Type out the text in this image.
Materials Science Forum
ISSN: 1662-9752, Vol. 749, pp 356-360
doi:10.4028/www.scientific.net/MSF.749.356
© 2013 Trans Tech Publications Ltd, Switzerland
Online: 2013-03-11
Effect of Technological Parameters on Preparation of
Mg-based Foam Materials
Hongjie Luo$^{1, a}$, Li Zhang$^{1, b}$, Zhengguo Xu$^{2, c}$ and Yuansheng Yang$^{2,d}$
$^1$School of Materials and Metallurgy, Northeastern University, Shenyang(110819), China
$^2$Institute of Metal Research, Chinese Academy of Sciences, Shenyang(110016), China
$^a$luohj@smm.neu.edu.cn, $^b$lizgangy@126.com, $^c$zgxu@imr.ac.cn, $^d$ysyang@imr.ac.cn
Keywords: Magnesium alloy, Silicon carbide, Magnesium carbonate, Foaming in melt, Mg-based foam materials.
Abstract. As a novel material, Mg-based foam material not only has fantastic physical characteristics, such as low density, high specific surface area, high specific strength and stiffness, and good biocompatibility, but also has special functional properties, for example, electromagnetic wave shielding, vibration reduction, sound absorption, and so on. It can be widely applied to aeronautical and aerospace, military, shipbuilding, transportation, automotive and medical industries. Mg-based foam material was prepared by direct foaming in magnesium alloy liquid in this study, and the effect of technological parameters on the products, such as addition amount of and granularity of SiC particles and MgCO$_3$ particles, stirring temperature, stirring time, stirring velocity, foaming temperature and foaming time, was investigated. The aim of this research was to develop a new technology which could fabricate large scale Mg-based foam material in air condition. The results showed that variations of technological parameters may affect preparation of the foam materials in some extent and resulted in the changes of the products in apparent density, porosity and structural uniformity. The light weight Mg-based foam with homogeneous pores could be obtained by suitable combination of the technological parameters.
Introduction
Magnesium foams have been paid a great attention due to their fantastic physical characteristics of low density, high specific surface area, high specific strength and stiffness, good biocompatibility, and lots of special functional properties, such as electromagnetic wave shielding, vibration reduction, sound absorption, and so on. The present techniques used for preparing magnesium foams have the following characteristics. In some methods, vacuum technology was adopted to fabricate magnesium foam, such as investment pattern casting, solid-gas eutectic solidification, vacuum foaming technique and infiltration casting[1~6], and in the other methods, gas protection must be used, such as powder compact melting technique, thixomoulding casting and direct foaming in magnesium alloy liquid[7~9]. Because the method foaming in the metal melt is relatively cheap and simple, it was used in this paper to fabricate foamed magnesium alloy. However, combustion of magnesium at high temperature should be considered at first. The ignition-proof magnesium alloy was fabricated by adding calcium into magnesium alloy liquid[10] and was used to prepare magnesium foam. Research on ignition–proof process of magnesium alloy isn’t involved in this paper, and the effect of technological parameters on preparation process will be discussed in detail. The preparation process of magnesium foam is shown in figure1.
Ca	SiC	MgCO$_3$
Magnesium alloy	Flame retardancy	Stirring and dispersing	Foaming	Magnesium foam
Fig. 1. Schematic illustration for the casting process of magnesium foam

########

- Problem details: Print the whole listing exactly as it is.

- Task response:
Type out the text in this image.
Materials Science Forum
ISSN: 1662-9752, Vol. 749, pp 356-360
doi:10.4028/www.scientific.net/MSF.749.356
© 2013 Trans Tech Publications Ltd, Switzerland
Online: 2013-03-11
Effect of Technological Parameters on Preparation of
Mg-based Foam Materials
Hongjie Luo$^{1, a}$, Li Zhang$^{1, b}$, Zhengguo Xu$^{2, c}$ and Yuansheng Yang$^{2,d}$
$^1$School of Materials and Metallurgy, Northeastern University, Shenyang(110819), China
$^2$Institute of Metal Research, Chinese Academy of Sciences, Shenyang(110016), China
$^a$luohj@smm.neu.edu.cn, $^b$lizgangy@126.com, $^c$zgxu@imr.ac.cn, $^d$ysyang@imr.ac.cn
Keywords: Magnesium alloy, Silicon carbide, Magnesium carbonate, Foaming in melt, Mg-based foam materials.
Abstract. As a novel material, Mg-based foam material not only has fantastic physical characteristics, such as low density, high specific surface area, high specific strength and stiffness, and good biocompatibility, but also has special functional properties, for example, electromagnetic wave shielding, vibration reduction, sound absorption, and so on. It can be widely applied to aeronautical and aerospace, military, shipbuilding, transportation, automotive and medical industries. Mg-based foam material was prepared by direct foaming in magnesium alloy liquid in this study, and the effect of technological parameters on the products, such as addition amount of and granularity of SiC particles and MgCO$_3$ particles, stirring temperature, stirring time, stirring velocity, foaming temperature and foaming time, was investigated. The aim of this research was to develop a new technology which could fabricate large scale Mg-based foam material in air condition. The results showed that variations of technological parameters may affect preparation of the foam materials in some extent and resulted in the changes of the products in apparent density, porosity and structural uniformity. The light weight Mg-based foam with homogeneous pores could be obtained by suitable combination of the technological parameters.
Introduction
Magnesium foams have been paid a great attention due to their fantastic physical characteristics of low density, high specific surface area, high specific strength and stiffness, good biocompatibility, and lots of special functional properties, such as electromagnetic wave shielding, vibration reduction, sound absorption, and so on. The present techniques used for preparing magnesium foams have the following characteristics. In some methods, vacuum technology was adopted to fabricate magnesium foam, such as investment pattern casting, solid-gas eutectic solidification, vacuum foaming technique and infiltration casting[1~6], and in the other methods, gas protection must be used, such as powder compact melting technique, thixomoulding casting and direct foaming in magnesium alloy liquid[7~9]. Because the method foaming in the metal melt is relatively cheap and simple, it was used in this paper to fabricate foamed magnesium alloy. However, combustion of magnesium at high temperature should be considered at first. The ignition-proof magnesium alloy was fabricated by adding calcium into magnesium alloy liquid[10] and was used to prepare magnesium foam. Research on ignition–proof process of magnesium alloy isn’t involved in this paper, and the effect of technological parameters on preparation process will be discussed in detail. The preparation process of magnesium foam is shown in figure1.
Ca	SiC	MgCO$_3$
Magnesium alloy	Flame retardancy	Stirring and dispersing	Foaming	Magnesium foam
Fig. 1. Schematic illustration for the casting process of magnesium foam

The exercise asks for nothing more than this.